EXERCISE AIM:
State how many lines of the records contain the string "Transmission". Give the number alone.

Dataset records

- - - - -

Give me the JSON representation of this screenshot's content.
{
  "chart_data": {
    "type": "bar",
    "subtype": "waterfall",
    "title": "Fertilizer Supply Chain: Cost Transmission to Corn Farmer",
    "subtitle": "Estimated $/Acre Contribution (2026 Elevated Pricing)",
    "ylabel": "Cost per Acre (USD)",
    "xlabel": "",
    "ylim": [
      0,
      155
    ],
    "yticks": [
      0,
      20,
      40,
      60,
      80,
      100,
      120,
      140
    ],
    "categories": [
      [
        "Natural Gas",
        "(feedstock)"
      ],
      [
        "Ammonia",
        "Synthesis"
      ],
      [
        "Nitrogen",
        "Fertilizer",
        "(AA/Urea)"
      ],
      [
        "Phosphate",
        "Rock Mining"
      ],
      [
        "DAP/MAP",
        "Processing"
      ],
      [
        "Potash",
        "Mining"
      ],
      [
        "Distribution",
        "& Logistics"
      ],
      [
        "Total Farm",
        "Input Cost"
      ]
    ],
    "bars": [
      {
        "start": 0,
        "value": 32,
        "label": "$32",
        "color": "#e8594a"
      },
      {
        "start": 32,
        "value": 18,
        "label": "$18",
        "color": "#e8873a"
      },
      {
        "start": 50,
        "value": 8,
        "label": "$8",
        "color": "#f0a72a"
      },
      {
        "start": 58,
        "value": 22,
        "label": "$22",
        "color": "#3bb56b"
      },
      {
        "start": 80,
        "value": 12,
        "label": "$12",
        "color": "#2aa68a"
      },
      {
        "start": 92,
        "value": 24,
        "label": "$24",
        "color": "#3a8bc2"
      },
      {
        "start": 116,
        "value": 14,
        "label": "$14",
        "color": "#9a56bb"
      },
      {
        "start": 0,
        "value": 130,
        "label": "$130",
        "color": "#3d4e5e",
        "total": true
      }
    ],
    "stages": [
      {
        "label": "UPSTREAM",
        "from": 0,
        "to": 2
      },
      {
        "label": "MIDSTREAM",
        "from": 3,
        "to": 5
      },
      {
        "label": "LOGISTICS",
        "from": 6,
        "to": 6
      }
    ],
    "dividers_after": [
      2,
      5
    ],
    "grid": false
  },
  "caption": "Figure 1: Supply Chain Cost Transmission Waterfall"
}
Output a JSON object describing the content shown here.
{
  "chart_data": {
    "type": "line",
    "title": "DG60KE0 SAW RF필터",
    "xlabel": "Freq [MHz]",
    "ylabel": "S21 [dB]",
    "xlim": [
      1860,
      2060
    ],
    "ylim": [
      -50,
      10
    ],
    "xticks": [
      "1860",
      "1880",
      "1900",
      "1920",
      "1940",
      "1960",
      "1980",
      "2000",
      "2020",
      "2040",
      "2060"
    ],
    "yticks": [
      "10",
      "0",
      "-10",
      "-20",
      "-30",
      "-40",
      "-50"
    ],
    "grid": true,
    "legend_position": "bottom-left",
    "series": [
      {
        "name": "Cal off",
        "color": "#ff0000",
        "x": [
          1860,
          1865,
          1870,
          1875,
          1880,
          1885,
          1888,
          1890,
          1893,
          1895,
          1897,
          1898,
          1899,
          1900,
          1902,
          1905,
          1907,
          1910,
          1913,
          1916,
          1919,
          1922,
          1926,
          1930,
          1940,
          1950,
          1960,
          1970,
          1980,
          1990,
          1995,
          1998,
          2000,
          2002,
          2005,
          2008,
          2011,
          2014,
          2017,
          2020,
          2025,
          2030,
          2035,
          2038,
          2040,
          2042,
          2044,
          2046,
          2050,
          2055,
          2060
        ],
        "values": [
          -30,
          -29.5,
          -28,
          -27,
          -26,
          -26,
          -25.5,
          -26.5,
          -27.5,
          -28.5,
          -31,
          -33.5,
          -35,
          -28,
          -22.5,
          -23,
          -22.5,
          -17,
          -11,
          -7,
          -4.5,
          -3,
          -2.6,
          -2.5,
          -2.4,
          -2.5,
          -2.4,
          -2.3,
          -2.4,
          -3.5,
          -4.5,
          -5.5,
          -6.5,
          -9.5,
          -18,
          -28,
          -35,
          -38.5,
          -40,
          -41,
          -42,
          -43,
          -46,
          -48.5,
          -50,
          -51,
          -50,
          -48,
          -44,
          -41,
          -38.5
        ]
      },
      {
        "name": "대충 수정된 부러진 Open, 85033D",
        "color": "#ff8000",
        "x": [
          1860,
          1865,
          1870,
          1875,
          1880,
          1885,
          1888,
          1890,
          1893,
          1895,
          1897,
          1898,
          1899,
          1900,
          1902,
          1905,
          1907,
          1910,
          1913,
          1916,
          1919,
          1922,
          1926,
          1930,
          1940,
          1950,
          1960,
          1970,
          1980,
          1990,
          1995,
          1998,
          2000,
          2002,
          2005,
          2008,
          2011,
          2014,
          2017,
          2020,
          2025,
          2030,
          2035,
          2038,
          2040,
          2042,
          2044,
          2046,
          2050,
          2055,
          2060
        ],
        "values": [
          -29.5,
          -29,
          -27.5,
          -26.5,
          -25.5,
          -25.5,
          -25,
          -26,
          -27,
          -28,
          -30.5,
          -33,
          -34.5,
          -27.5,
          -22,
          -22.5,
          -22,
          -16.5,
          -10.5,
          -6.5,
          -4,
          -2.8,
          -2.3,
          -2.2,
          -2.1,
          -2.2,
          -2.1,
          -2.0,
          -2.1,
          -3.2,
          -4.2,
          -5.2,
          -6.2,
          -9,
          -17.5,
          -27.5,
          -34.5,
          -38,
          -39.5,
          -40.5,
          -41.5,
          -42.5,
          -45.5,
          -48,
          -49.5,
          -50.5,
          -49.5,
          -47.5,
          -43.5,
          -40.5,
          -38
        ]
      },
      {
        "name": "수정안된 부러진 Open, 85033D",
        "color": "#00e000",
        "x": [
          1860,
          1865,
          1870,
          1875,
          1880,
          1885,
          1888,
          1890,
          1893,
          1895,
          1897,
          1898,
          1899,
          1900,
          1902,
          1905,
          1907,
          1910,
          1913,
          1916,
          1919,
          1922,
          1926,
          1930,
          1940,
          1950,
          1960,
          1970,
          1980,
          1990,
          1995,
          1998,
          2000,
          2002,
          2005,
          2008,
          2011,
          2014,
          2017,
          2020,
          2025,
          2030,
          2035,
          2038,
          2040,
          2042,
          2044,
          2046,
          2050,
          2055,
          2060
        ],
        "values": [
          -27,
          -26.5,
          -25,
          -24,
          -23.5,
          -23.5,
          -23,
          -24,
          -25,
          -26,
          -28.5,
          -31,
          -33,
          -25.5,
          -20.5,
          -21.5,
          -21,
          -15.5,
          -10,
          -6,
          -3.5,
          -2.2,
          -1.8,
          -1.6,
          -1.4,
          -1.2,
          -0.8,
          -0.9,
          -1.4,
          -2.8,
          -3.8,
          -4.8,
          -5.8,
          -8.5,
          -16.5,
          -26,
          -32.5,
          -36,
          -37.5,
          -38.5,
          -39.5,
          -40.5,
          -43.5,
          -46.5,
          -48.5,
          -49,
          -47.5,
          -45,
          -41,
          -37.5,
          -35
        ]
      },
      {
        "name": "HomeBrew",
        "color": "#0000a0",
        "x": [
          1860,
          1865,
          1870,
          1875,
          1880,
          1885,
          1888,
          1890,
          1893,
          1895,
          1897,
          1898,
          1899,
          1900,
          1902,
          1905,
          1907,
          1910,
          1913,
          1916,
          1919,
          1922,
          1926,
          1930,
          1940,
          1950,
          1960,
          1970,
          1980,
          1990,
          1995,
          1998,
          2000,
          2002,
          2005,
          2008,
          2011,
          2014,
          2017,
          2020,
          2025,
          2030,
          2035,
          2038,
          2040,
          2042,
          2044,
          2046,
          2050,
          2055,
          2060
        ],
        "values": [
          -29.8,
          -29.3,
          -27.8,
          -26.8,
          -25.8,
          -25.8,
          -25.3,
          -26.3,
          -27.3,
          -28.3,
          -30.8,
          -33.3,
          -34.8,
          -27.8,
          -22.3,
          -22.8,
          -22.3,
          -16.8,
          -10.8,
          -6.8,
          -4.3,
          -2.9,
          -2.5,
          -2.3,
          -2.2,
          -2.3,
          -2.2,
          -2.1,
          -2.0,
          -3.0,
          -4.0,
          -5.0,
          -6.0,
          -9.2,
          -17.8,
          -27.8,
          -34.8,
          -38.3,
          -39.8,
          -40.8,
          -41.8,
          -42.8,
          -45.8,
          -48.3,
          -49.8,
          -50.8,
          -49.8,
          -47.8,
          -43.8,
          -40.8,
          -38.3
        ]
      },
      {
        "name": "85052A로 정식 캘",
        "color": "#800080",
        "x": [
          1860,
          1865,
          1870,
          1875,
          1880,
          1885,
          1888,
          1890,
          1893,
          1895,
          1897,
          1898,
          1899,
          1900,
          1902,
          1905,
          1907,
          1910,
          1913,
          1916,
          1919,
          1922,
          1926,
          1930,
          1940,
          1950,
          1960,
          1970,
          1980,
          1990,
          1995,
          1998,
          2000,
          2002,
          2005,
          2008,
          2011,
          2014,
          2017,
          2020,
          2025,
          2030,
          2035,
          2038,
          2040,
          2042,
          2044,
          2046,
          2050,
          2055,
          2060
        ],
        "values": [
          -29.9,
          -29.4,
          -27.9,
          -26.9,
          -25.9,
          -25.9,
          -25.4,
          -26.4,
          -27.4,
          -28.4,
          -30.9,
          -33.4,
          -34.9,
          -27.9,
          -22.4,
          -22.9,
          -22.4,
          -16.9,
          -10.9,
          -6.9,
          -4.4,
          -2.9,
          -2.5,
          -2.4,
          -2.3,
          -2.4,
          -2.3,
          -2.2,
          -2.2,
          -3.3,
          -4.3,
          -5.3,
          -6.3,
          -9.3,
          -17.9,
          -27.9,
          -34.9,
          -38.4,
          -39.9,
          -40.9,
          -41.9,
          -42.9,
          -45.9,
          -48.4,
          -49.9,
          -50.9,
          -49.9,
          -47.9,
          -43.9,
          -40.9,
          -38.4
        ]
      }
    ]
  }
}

- - - - -

SOLUTION FOR THIS PROBLEM:
2